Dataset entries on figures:
::::
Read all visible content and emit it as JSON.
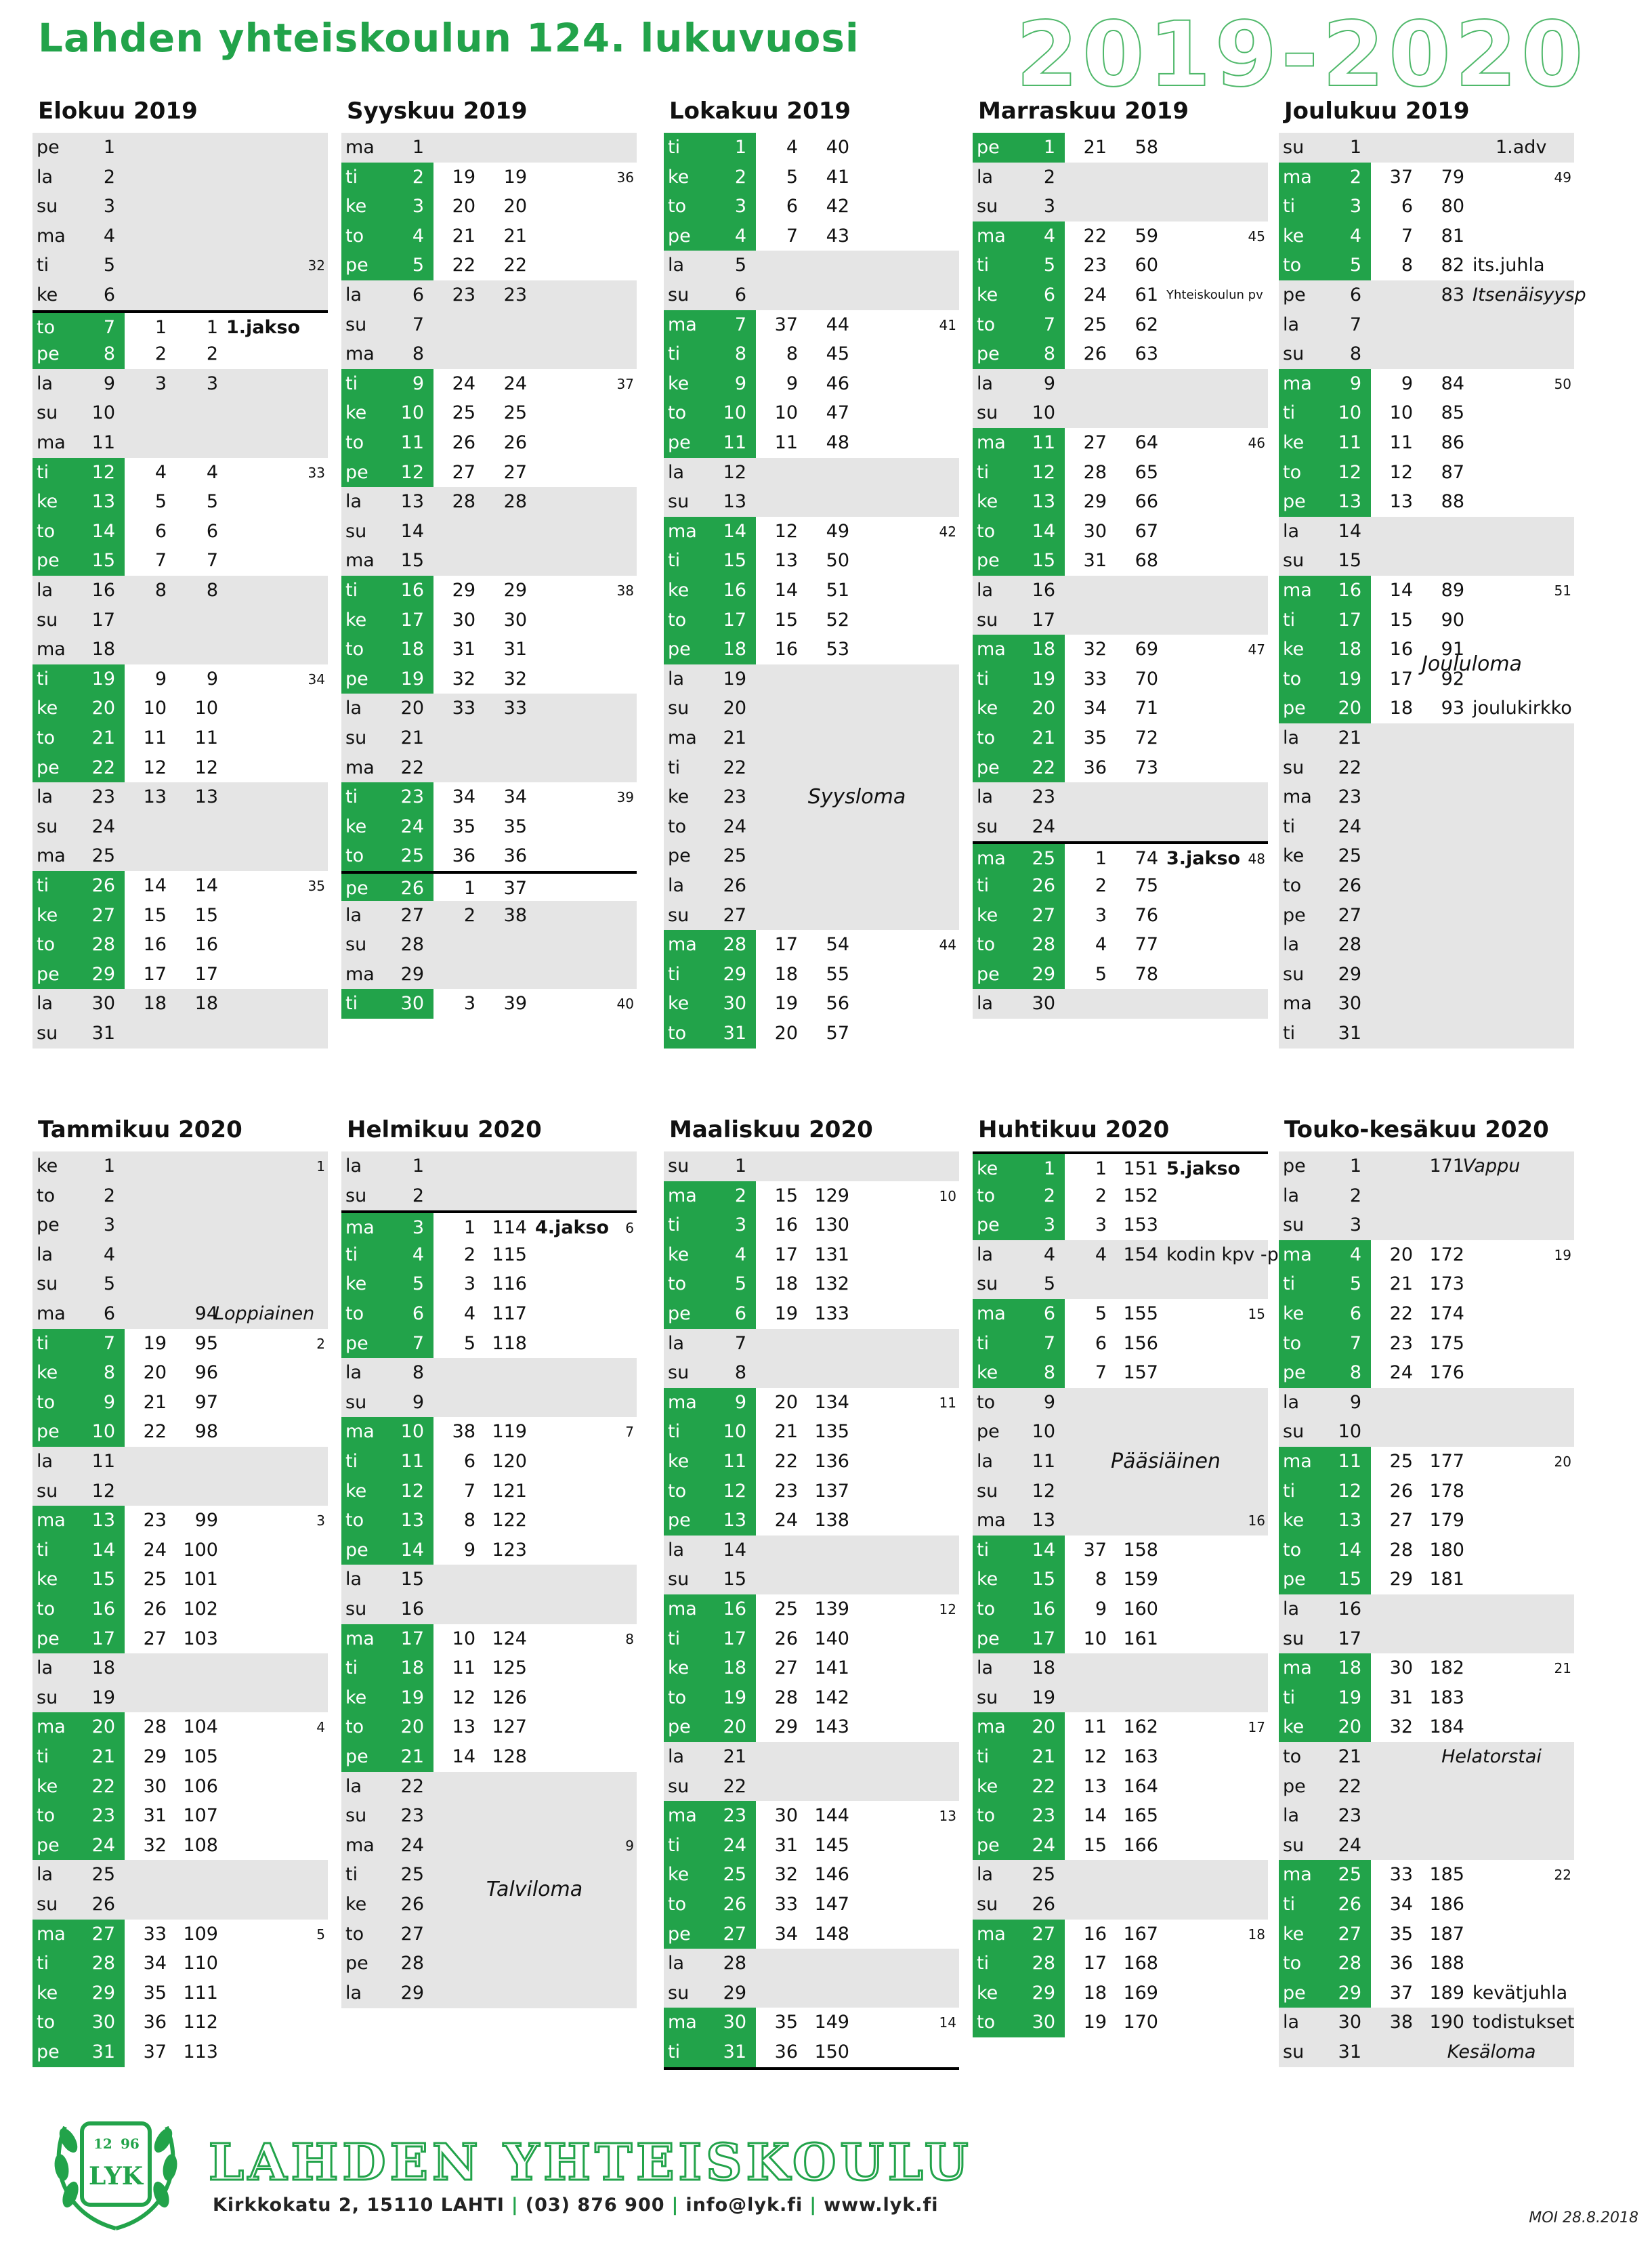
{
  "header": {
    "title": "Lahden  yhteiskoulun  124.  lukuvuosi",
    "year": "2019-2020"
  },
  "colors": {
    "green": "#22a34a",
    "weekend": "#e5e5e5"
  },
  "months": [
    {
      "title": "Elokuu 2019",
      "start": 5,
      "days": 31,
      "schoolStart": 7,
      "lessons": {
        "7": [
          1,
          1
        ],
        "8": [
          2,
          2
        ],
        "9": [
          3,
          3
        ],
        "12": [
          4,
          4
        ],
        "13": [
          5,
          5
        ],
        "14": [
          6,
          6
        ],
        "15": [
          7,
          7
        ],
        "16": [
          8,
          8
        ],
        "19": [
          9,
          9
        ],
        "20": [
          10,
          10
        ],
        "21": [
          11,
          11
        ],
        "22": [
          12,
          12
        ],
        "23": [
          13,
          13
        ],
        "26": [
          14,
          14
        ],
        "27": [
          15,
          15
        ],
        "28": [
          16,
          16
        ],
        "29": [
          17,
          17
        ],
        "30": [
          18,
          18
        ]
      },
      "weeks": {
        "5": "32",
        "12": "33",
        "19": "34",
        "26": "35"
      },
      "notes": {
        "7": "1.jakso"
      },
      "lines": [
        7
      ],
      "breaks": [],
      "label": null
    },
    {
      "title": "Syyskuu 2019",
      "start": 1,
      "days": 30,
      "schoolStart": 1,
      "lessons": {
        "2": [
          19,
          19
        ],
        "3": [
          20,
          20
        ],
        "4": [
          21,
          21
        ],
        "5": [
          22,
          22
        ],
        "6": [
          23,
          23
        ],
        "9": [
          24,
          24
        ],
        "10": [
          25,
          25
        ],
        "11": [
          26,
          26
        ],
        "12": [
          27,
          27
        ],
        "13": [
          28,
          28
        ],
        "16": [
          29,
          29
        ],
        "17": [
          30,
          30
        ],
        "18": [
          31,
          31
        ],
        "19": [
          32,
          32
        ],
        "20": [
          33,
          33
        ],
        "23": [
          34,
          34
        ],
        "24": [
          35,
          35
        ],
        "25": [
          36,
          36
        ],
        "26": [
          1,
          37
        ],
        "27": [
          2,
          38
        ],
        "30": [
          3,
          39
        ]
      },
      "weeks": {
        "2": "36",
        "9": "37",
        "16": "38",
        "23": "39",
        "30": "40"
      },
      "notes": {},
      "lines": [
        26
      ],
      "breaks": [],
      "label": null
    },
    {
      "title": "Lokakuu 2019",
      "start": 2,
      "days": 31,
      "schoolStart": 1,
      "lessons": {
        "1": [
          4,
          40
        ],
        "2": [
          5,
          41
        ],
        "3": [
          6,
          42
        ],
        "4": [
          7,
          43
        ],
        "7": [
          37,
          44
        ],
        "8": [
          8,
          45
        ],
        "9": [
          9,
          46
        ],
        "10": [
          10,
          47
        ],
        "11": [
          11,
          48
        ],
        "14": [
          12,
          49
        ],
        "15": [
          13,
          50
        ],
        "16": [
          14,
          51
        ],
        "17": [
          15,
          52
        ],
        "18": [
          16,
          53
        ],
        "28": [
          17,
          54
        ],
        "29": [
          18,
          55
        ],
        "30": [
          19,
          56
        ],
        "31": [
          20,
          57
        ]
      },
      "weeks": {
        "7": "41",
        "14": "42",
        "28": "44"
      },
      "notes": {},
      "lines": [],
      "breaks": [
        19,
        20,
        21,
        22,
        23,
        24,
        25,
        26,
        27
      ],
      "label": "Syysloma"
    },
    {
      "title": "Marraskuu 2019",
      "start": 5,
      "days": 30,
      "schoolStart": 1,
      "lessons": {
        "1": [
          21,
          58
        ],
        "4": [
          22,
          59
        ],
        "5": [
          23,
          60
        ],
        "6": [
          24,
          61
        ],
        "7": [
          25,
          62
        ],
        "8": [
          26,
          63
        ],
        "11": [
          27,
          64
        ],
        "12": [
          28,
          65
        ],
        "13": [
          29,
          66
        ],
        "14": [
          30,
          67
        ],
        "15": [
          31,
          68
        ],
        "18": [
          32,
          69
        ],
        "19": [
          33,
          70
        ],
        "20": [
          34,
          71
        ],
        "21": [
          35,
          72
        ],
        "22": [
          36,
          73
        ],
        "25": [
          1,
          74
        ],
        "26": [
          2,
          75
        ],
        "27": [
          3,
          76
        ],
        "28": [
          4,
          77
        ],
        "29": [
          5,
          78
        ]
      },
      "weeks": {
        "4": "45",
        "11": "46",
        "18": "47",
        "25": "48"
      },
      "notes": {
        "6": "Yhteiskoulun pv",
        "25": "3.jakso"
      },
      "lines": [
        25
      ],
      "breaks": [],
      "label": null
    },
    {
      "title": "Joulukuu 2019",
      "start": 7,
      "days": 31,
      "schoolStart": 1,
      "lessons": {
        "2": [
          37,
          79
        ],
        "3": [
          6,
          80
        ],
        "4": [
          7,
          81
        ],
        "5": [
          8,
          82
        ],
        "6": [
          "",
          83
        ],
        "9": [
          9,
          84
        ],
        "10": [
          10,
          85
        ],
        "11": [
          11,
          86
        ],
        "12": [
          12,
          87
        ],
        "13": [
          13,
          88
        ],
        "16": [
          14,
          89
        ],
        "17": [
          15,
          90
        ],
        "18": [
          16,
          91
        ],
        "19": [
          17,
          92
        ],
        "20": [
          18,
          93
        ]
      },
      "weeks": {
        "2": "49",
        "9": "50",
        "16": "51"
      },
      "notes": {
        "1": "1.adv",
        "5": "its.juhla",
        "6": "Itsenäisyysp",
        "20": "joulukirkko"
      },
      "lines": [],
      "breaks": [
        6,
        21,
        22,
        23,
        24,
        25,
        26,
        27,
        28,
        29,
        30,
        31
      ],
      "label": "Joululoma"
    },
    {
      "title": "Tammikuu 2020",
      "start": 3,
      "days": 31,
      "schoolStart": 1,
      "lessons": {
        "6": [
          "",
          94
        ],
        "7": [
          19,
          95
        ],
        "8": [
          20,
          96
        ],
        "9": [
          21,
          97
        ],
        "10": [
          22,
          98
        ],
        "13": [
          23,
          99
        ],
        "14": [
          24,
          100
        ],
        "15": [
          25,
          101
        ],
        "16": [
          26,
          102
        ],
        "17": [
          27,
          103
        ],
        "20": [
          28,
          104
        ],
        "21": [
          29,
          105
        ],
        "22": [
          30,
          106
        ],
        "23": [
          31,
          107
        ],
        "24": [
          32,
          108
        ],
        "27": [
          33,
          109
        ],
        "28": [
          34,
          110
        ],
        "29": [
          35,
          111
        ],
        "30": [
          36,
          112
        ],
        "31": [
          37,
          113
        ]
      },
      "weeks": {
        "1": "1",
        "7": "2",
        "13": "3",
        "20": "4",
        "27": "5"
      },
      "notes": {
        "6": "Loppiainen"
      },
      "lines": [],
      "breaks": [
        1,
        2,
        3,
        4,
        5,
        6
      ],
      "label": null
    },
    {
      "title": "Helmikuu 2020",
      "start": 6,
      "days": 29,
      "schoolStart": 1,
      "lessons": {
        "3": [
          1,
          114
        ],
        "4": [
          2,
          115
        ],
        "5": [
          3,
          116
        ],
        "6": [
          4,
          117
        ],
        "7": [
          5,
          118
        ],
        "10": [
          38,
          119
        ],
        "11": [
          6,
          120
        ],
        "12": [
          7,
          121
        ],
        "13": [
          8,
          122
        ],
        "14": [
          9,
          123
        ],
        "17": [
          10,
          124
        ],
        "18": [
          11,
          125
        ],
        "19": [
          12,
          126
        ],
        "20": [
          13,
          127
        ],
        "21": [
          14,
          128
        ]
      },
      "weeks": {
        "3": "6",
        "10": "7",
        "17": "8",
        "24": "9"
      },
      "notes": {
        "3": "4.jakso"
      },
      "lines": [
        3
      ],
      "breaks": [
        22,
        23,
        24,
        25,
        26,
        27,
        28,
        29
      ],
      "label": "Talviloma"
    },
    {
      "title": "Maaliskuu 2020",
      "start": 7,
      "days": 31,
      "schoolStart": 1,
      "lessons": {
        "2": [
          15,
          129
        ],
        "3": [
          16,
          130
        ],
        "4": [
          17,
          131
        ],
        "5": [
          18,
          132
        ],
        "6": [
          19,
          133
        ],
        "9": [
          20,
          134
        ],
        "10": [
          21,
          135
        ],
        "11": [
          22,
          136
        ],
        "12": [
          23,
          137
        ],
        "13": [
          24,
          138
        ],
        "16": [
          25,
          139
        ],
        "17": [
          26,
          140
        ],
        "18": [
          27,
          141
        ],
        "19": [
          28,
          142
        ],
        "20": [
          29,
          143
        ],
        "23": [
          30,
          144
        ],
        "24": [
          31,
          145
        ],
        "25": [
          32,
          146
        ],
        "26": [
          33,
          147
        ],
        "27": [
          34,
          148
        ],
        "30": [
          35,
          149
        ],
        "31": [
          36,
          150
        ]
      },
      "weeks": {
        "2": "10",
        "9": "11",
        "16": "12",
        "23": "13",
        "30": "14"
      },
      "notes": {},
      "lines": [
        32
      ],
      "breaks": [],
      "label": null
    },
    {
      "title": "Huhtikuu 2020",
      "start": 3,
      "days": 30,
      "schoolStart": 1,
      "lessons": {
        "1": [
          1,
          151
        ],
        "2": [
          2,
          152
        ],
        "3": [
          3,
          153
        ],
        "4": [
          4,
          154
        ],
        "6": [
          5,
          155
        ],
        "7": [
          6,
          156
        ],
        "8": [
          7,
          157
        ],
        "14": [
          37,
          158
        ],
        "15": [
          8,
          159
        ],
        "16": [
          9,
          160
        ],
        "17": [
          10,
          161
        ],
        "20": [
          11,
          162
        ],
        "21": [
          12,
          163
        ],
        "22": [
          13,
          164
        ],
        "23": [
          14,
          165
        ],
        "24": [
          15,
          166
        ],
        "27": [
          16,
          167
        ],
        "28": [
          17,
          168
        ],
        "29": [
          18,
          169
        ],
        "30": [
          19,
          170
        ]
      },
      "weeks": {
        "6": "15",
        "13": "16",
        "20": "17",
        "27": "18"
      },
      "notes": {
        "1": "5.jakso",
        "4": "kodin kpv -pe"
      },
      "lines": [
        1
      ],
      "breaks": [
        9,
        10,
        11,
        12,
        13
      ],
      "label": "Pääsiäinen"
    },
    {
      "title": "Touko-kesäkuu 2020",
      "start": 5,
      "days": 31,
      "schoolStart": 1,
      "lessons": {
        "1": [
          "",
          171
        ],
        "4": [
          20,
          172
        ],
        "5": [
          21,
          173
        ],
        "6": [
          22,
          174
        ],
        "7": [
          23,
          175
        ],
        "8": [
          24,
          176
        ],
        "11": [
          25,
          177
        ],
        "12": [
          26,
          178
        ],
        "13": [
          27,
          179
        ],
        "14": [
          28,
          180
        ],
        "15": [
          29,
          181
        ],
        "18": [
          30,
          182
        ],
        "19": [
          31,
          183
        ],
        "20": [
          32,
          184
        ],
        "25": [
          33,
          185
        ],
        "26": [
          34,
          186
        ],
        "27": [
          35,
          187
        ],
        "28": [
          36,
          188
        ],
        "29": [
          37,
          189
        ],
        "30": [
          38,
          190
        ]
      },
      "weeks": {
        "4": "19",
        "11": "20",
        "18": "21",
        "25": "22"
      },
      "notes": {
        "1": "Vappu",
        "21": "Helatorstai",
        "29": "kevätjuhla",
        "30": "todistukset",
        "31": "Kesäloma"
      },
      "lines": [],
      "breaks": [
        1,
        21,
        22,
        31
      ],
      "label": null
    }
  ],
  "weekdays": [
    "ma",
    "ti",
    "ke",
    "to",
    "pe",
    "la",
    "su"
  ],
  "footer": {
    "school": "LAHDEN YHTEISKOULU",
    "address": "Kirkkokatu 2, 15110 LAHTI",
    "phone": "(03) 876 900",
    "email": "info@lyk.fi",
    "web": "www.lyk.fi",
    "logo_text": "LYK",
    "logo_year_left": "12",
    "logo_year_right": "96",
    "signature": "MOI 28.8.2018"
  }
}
::::
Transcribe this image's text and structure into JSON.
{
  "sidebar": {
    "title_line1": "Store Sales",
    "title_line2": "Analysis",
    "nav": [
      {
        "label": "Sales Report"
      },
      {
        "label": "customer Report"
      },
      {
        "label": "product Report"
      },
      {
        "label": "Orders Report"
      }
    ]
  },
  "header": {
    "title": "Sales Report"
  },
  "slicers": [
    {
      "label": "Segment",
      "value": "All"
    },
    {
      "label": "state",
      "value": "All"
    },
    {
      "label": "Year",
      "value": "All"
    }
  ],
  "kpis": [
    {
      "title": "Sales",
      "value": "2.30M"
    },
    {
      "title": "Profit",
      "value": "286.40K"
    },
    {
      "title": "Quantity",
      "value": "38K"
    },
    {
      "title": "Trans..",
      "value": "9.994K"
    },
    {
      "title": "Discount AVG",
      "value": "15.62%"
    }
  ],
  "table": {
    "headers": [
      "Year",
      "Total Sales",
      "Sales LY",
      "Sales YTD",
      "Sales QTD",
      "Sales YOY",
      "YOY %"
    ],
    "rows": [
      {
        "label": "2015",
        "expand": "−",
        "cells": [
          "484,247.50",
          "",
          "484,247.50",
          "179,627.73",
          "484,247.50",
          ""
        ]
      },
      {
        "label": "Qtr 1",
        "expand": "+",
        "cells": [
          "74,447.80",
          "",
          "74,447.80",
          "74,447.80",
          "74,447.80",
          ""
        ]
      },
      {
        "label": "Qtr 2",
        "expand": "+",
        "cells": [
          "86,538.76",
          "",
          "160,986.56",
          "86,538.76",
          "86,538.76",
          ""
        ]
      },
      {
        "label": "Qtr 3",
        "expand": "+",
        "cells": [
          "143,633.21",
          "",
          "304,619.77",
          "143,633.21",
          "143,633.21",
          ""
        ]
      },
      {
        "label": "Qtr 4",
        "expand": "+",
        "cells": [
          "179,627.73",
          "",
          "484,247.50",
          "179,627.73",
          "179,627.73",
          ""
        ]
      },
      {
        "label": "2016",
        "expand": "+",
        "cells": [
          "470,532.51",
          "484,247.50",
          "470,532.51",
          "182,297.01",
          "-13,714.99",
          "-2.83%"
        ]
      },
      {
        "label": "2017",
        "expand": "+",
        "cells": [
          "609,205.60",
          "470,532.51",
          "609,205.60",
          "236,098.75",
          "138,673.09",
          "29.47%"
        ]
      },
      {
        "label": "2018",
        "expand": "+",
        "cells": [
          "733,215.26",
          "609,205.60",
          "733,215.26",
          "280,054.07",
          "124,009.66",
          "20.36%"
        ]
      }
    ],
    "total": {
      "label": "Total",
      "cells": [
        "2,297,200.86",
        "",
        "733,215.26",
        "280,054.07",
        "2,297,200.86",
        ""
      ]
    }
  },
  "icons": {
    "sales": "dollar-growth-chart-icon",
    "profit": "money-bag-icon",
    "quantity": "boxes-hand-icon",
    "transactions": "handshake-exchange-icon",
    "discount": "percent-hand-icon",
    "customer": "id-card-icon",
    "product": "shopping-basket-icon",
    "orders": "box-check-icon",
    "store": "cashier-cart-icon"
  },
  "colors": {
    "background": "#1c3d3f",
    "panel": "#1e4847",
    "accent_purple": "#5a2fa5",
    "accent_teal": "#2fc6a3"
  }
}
::::
## Objective:
Only a number is needed: how many lines of the material above contain "JSON"?

## The completed task:
2